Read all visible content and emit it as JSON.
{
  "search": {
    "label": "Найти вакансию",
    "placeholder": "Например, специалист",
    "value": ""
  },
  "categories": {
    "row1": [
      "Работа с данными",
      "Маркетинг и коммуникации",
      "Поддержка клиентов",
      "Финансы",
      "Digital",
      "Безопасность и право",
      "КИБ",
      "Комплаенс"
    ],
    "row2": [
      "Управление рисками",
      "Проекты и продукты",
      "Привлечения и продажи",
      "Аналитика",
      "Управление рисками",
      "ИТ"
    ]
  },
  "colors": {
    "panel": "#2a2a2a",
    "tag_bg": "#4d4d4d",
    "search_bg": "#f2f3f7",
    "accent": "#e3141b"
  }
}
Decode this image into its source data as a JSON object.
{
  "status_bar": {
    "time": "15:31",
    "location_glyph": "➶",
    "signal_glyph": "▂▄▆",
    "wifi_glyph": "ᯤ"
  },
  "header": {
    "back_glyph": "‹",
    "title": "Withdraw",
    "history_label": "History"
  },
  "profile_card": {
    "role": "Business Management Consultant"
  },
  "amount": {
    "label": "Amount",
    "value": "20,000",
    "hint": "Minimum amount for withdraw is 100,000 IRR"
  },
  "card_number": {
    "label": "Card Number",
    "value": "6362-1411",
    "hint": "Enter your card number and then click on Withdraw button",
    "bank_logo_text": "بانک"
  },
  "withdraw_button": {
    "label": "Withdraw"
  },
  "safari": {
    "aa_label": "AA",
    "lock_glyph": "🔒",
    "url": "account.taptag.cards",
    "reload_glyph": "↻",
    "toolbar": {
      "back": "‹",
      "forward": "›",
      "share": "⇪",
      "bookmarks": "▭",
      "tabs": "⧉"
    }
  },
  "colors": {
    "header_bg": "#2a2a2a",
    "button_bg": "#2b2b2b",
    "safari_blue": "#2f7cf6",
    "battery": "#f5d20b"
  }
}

━━━━━━━━━━━━━━━━

» **What this task involves**
Which lines contain the word "JSON"? Return each of them.

» **Answer to this task**
Read all visible content and emit it as JSON.
Decode this image into its source data as a JSON object.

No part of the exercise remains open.